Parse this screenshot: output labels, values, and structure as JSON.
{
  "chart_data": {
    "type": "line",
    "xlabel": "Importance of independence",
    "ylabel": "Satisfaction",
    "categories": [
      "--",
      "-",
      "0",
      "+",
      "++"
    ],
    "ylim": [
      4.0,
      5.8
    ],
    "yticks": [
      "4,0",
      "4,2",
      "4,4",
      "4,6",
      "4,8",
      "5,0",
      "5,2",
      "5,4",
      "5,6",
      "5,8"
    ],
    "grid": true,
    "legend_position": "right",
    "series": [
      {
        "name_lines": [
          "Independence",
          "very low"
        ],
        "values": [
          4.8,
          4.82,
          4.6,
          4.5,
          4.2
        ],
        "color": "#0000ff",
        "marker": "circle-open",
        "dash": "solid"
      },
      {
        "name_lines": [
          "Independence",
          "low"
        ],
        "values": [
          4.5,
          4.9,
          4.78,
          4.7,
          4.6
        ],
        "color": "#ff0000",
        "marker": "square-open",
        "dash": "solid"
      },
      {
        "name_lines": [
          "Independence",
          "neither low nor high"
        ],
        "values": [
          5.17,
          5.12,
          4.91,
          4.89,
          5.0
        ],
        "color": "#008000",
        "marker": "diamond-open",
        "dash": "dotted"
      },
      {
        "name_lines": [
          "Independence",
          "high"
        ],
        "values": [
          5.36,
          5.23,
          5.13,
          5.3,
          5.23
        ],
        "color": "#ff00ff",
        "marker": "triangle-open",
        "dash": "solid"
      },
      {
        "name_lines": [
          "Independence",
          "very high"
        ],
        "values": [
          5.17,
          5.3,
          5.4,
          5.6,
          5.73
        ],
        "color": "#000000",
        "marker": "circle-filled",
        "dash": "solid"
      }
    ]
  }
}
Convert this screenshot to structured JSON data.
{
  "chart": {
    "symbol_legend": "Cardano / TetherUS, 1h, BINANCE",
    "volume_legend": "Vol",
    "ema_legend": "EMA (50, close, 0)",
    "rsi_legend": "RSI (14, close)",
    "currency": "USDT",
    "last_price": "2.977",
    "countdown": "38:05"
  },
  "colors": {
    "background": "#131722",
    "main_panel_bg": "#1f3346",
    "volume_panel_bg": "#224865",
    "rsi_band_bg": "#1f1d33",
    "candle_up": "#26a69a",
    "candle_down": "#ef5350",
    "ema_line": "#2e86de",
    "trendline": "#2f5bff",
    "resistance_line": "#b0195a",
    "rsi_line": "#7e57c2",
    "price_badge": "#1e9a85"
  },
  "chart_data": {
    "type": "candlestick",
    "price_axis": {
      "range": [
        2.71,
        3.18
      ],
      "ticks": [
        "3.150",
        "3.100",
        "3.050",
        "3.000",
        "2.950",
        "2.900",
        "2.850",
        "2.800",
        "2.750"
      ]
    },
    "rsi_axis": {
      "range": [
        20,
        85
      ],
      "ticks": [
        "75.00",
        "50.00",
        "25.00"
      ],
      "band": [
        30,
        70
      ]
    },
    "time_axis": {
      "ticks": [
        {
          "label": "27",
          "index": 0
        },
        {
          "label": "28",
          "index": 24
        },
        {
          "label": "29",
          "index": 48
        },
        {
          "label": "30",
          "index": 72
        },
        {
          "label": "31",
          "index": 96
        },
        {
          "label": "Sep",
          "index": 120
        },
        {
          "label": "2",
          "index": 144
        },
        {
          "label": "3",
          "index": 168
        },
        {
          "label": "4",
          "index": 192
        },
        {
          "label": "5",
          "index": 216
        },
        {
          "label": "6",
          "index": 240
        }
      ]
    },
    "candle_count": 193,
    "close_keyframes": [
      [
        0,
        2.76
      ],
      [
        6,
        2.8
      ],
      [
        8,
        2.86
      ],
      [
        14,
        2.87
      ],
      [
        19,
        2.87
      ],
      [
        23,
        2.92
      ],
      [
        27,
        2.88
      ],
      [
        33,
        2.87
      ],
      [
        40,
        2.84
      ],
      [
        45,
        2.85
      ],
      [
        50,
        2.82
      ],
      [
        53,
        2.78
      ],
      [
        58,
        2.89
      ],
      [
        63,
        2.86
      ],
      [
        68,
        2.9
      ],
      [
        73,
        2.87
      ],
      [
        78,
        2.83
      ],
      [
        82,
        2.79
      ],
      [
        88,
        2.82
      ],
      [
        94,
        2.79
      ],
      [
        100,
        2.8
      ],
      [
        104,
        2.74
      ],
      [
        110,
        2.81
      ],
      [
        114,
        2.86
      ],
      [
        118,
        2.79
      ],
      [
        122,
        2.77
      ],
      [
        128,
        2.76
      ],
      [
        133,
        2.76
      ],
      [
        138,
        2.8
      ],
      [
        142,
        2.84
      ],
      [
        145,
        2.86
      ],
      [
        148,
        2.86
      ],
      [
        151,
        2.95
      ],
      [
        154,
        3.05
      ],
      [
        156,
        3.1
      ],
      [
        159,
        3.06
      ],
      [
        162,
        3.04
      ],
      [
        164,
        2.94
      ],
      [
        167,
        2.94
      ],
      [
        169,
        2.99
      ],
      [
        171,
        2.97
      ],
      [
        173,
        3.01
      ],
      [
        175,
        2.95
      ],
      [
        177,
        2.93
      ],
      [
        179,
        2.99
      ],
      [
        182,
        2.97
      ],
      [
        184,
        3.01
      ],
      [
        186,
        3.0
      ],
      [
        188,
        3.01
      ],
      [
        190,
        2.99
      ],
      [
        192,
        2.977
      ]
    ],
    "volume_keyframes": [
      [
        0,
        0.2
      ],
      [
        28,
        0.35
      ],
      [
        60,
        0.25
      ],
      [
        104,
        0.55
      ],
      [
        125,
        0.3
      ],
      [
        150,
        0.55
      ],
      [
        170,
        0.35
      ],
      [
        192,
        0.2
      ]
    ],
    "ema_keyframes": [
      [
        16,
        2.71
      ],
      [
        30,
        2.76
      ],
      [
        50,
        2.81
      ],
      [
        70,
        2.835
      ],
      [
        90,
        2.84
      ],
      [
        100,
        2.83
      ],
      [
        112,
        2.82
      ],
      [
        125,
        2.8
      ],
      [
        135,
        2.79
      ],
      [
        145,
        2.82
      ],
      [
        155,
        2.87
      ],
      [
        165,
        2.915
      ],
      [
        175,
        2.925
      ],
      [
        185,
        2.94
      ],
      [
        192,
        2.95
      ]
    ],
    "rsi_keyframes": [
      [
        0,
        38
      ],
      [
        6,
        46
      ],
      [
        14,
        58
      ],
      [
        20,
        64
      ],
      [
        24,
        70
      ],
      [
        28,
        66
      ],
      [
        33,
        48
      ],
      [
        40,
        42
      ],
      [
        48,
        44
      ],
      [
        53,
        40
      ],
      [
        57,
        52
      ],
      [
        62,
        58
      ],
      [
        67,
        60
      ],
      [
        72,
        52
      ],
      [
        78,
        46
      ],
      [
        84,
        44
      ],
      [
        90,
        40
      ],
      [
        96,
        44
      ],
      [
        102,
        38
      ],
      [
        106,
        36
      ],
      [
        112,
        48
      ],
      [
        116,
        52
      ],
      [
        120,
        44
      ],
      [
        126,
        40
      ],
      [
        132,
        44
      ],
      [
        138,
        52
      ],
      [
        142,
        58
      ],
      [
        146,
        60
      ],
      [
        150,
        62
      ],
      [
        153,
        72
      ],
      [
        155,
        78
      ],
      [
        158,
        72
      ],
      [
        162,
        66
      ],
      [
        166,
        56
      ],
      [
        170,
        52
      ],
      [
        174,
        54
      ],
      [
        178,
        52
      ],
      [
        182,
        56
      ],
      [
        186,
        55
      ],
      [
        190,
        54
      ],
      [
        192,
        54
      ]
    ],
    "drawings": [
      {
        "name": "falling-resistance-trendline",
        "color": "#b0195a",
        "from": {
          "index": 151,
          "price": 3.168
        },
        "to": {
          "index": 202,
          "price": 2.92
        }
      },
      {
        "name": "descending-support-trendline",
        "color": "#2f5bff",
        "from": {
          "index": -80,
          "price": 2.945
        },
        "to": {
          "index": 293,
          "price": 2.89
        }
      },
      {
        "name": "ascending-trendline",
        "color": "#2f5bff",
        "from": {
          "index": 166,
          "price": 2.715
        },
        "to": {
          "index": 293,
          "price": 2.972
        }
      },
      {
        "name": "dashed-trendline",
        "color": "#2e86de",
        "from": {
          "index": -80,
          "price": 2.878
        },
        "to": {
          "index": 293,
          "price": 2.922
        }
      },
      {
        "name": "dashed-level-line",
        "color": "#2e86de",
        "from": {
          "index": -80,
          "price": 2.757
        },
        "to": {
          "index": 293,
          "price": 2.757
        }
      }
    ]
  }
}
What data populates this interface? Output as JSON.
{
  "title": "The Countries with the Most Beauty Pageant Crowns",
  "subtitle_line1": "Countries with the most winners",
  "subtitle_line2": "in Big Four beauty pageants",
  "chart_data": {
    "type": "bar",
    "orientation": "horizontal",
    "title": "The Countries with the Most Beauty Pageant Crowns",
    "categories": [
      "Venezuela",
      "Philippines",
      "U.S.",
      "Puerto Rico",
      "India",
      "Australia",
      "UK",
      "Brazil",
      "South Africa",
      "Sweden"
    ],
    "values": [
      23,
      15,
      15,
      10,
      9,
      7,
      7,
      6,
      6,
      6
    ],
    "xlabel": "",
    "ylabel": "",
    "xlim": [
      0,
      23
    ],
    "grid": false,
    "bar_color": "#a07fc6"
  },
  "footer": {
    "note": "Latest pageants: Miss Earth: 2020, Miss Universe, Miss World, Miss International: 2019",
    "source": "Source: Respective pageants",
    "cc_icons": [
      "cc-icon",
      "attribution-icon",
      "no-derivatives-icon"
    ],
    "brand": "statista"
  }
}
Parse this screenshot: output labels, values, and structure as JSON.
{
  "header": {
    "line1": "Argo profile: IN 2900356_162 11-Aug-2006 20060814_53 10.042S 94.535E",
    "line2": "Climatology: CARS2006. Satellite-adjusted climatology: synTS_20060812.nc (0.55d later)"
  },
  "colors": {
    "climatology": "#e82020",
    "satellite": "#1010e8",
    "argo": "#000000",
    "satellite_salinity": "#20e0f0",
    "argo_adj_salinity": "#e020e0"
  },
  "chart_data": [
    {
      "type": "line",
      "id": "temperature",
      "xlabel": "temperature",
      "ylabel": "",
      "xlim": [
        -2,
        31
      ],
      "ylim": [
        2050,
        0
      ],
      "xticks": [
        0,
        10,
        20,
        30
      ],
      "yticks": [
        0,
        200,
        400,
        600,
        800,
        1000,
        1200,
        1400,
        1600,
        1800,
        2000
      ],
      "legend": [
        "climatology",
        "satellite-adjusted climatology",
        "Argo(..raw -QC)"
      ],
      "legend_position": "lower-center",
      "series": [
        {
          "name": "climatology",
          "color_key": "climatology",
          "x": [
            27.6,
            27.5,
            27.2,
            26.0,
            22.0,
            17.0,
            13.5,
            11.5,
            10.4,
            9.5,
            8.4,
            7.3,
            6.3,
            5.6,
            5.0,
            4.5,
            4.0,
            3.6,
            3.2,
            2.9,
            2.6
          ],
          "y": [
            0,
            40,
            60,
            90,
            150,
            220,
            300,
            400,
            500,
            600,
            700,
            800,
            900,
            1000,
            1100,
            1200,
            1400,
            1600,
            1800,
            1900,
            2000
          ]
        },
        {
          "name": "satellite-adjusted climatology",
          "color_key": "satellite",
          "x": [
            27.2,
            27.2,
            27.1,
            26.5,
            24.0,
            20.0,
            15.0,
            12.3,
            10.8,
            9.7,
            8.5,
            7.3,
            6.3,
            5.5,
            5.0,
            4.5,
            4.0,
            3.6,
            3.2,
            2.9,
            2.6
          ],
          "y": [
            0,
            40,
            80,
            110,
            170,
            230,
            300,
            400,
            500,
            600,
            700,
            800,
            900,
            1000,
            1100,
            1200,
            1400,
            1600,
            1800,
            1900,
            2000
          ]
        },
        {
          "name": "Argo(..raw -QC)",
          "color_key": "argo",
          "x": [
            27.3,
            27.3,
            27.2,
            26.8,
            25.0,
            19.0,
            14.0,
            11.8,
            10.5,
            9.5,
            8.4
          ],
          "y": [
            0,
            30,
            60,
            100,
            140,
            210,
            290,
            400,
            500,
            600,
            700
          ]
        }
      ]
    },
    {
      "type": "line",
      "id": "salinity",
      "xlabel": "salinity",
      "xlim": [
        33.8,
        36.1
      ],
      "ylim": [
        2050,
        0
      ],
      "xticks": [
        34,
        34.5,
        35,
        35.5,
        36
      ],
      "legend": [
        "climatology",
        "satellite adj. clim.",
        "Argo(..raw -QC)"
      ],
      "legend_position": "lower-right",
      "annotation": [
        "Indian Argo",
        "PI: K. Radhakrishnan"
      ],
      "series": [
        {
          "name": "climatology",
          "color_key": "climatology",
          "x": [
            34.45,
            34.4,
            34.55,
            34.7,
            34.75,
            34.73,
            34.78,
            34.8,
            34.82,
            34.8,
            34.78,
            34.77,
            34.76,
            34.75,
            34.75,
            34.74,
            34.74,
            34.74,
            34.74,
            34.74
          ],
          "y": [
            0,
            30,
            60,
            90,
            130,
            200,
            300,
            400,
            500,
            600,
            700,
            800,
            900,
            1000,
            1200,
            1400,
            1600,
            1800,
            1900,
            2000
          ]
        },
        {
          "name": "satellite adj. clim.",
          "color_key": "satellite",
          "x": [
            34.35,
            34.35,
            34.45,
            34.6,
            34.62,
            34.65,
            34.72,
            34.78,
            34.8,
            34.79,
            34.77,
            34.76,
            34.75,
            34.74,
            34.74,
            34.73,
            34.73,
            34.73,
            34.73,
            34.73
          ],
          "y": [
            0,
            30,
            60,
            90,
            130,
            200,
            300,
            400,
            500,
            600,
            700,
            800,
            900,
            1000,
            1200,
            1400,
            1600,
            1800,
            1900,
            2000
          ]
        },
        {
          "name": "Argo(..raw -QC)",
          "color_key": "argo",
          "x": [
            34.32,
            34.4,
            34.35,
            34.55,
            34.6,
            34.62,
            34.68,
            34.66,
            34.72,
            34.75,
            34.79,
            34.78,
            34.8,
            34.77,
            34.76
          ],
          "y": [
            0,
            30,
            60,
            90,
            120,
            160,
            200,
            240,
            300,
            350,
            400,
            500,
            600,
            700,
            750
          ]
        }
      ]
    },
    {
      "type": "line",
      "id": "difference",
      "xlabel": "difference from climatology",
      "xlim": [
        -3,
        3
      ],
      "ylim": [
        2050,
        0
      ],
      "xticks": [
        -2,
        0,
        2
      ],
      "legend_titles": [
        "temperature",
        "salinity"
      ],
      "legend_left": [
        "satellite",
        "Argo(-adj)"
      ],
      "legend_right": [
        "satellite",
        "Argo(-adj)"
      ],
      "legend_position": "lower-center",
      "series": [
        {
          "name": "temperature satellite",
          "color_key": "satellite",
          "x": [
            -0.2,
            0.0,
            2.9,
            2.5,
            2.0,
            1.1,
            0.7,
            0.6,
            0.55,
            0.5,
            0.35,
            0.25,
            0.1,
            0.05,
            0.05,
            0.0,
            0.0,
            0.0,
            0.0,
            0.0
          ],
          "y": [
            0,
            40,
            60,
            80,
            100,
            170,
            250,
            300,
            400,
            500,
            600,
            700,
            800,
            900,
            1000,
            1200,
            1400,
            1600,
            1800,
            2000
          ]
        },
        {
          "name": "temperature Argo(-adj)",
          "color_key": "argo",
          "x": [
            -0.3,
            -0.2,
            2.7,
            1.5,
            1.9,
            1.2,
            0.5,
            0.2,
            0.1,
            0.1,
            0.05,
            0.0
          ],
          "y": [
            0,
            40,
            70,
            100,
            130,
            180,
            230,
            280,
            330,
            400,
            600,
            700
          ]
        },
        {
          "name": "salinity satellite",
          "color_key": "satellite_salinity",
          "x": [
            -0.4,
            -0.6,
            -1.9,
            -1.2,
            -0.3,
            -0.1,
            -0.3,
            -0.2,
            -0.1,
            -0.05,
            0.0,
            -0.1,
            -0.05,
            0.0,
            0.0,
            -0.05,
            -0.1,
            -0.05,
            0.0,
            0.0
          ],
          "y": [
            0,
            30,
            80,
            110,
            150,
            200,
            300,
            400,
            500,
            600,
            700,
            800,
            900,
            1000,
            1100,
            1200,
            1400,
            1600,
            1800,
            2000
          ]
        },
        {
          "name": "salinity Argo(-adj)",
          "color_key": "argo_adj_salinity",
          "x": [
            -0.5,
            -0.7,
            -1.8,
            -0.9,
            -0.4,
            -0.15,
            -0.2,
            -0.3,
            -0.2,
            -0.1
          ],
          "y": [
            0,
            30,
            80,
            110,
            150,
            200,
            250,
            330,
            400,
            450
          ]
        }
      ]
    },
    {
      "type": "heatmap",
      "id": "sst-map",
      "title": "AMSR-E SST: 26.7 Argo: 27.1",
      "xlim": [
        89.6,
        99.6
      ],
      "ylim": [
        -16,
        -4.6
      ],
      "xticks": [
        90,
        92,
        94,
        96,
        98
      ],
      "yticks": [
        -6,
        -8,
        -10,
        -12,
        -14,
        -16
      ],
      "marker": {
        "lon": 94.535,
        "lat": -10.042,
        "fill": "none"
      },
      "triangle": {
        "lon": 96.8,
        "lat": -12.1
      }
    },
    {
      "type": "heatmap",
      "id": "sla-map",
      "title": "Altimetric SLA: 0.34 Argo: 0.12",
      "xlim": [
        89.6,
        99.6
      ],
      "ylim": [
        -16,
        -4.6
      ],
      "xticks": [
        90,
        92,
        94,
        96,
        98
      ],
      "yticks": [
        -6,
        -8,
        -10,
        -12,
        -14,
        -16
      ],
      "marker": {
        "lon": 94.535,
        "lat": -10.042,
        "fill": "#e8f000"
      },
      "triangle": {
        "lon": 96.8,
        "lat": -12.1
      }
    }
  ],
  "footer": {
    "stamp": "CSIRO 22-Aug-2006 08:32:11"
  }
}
————————
What you will do
Go through the data above and find the lines with the word "circle". Copy each of those lines.

The output
        "marker": "circle-open",
        "marker": "circle-filled",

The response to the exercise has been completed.